▶ _Input data_
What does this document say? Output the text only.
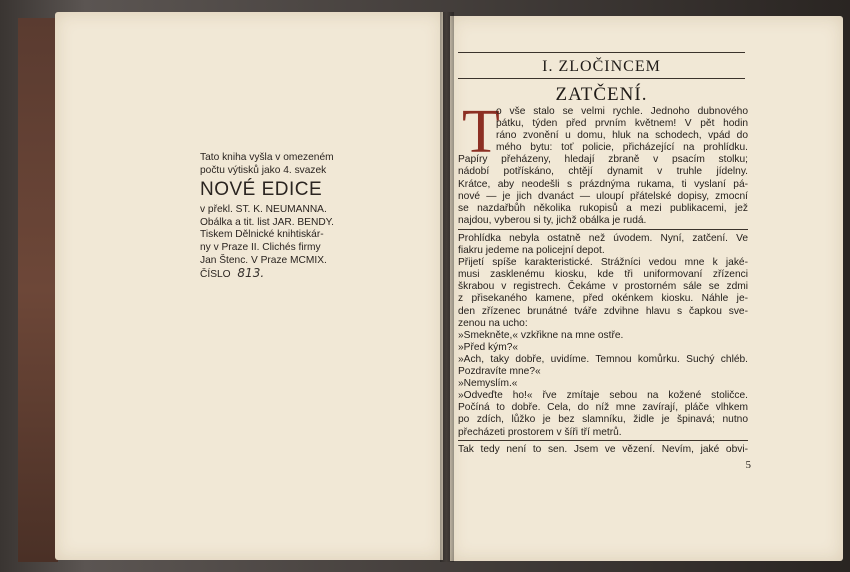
Tato kniha vyšla v omezeném
počtu výtisků jako 4. svazek
NOVÉ EDICE
v překl. ST. K. NEUMANNA.
Obálka a tit. list JAR. BENDY.
Tiskem Dělnické knihtiskár-
ny v Praze II. Clichés firmy
Jan Štenc. V Praze MCMIX.
ČÍSLO 813.
I. ZLOČINCEM
ZATČENÍ.
T
o vše stalo se velmi rychle. Jednoho dubnového
pátku, týden před prvním květnem! V pět hodin
ráno zvonění u domu, hluk na schodech, vpád do
mého bytu: toť policie, přicházející na prohlídku.
Papíry přeházeny, hledají zbraně v psacím stolku;
nádobí potřískáno, chtějí dynamit v truhle jídelny.
Krátce, aby neodešli s prázdnýma rukama, ti vyslaní pá-
nové — je jich dvanáct — uloupí přátelské dopisy, zmocní
se nazdařbůh několika rukopisů a mezi publikacemi, jež
najdou, vyberou si ty, jichž obálka je rudá.
Prohlídka nebyla ostatně než úvodem. Nyní, zatčení. Ve
fiakru jedeme na policejní depot.
Přijetí spíše karakteristické. Strážníci vedou mne k jaké-
musi zasklenému kiosku, kde tři uniformovaní zřízenci
škrabou v registrech. Čekáme v prostorném sále se zdmi
z přisekaného kamene, před okénkem kiosku. Náhle je-
den zřízenec brunátné tváře zdvihne hlavu s čapkou sve-
zenou na ucho:
»Smekněte,« vzkřikne na mne ostře.
»Před kým?«
»Ach, taky dobře, uvidíme. Temnou komůrku. Suchý chléb.
Pozdravíte mne?«
»Nemyslím.«
»Odveďte ho!« řve zmítaje sebou na kožené stoličce.
Počíná to dobře. Cela, do níž mne zavírají, pláče vlhkem
po zdích, lůžko je bez slamníku, židle je špinavá; nutno
přecházeti prostorem v šíři tří metrů.
Tak tedy není to sen. Jsem ve vězení. Nevím, jaké obvi-
5
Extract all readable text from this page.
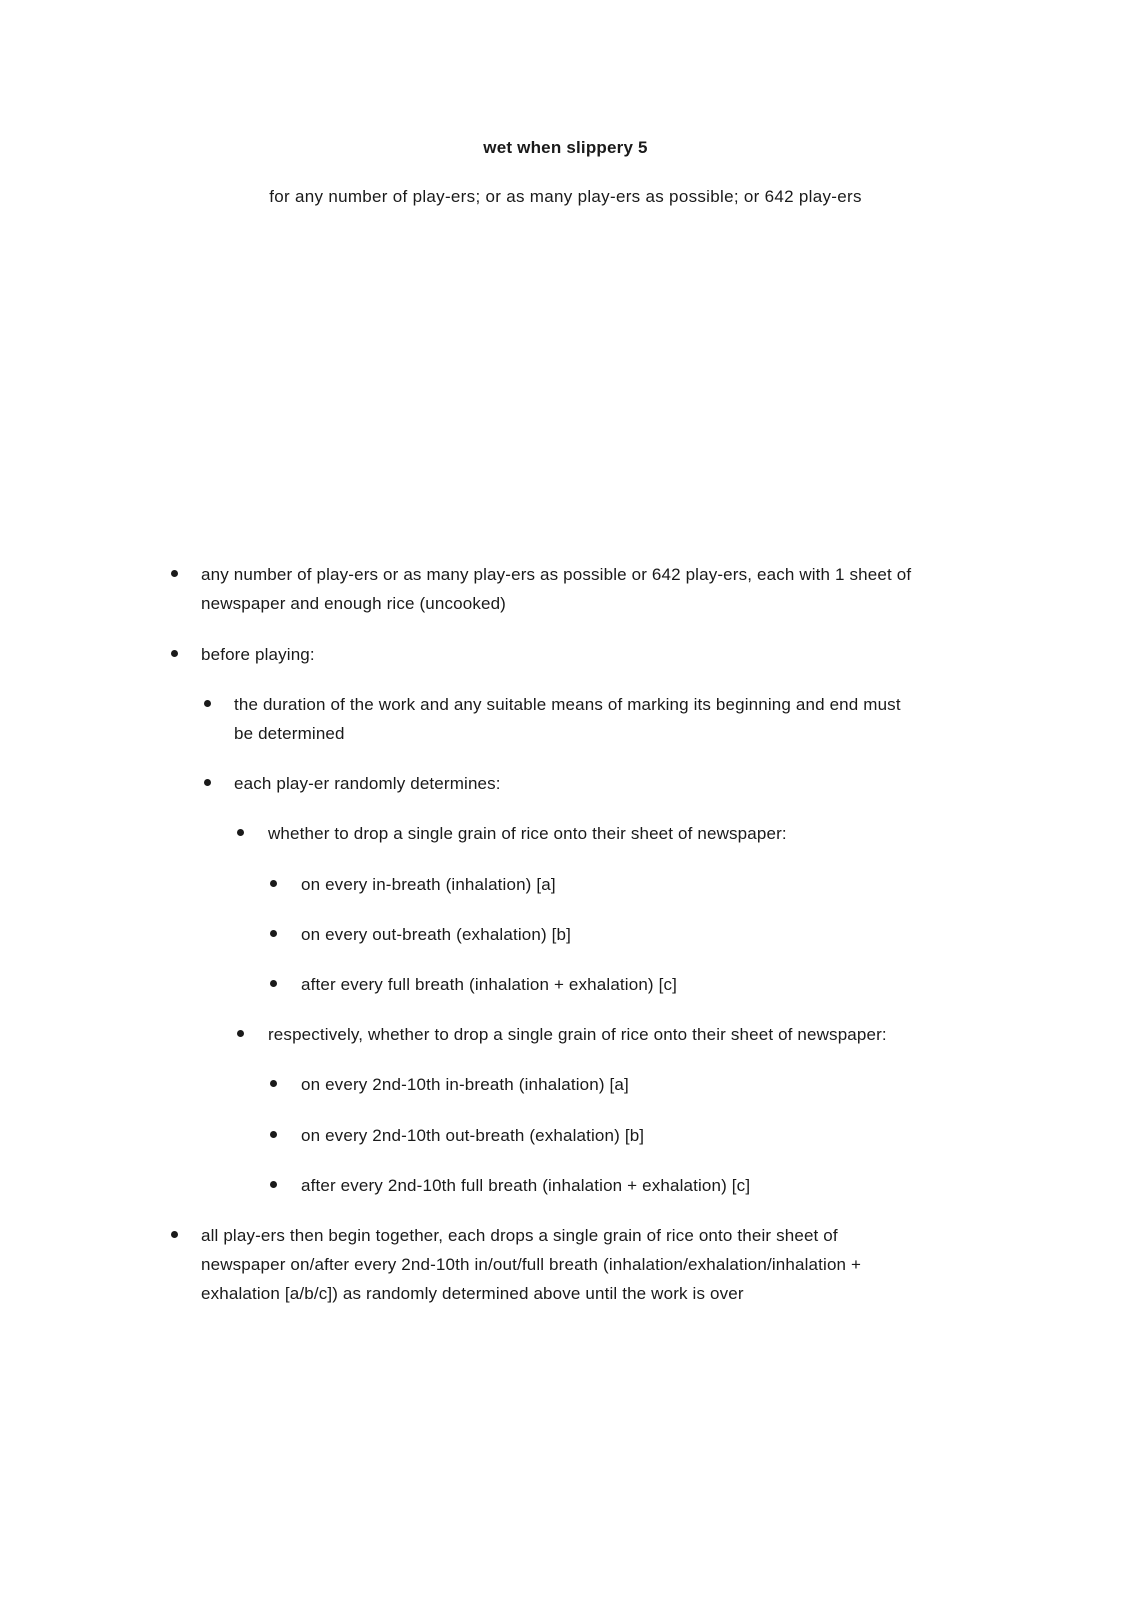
wet when slippery 5
for any number of play-ers; or as many play-ers as possible; or 642 play-ers
any number of play-ers or as many play-ers as possible or 642 play-ers, each with 1 sheet of
newspaper and enough rice (uncooked)
before playing:
the duration of the work and any suitable means of marking its beginning and end must
be determined
each play-er randomly determines:
whether to drop a single grain of rice onto their sheet of newspaper:
on every in-breath (inhalation) [a]
on every out-breath (exhalation) [b]
after every full breath (inhalation + exhalation) [c]
respectively, whether to drop a single grain of rice onto their sheet of newspaper:
on every 2nd-10th in-breath (inhalation) [a]
on every 2nd-10th out-breath (exhalation) [b]
after every 2nd-10th full breath (inhalation + exhalation) [c]
all play-ers then begin together, each drops a single grain of rice onto their sheet of
newspaper on/after every 2nd-10th in/out/full breath (inhalation/exhalation/inhalation +
exhalation [a/b/c]) as randomly determined above until the work is over
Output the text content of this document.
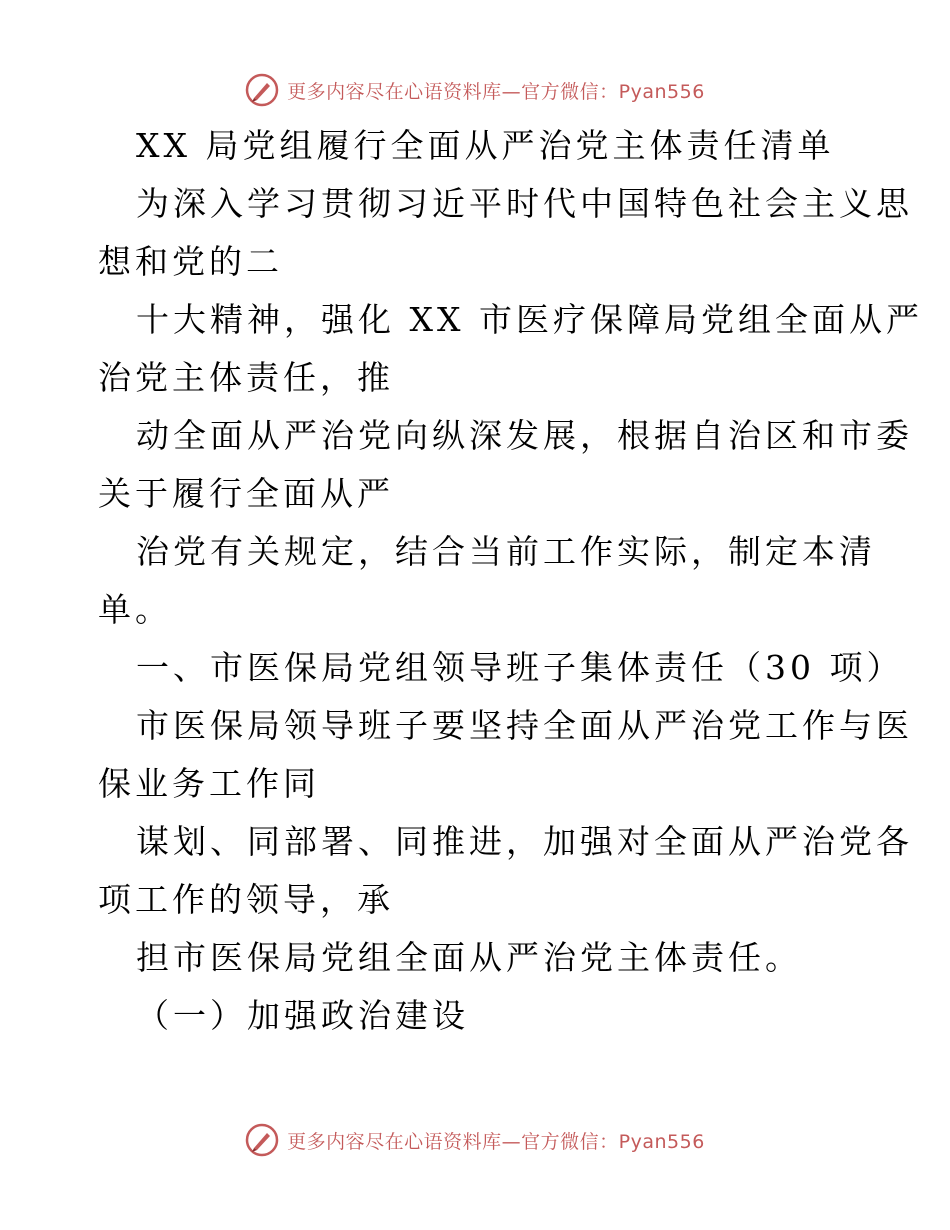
更多内容尽在心语资料库—官方微信：Pyan556
XX 局党组履行全面从严治党主体责任清单
为深入学习贯彻习近平时代中国特色社会主义思
想和党的二
十大精神，强化 XX 市医疗保障局党组全面从严
治党主体责任，推
动全面从严治党向纵深发展，根据自治区和市委
关于履行全面从严
治党有关规定，结合当前工作实际，制定本清
单。
一、市医保局党组领导班子集体责任（30 项）
市医保局领导班子要坚持全面从严治党工作与医
保业务工作同
谋划、同部署、同推进，加强对全面从严治党各
项工作的领导，承
担市医保局党组全面从严治党主体责任。
（一）加强政治建设
更多内容尽在心语资料库—官方微信：Pyan556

▶ _Task to carry out_
Extract, exactly as written, the span of lines from the one holding "Output the text content of this document." through the last line, inclusive. Skip any picture.

▶ _Response below_
Output the text content of this document.
更多内容尽在心语资料库—官方微信：Pyan556
XX 局党组履行全面从严治党主体责任清单
为深入学习贯彻习近平时代中国特色社会主义思
想和党的二
十大精神，强化 XX 市医疗保障局党组全面从严
治党主体责任，推
动全面从严治党向纵深发展，根据自治区和市委
关于履行全面从严
治党有关规定，结合当前工作实际，制定本清
单。
一、市医保局党组领导班子集体责任（30 项）
市医保局领导班子要坚持全面从严治党工作与医
保业务工作同
谋划、同部署、同推进，加强对全面从严治党各
项工作的领导，承
担市医保局党组全面从严治党主体责任。
（一）加强政治建设
更多内容尽在心语资料库—官方微信：Pyan556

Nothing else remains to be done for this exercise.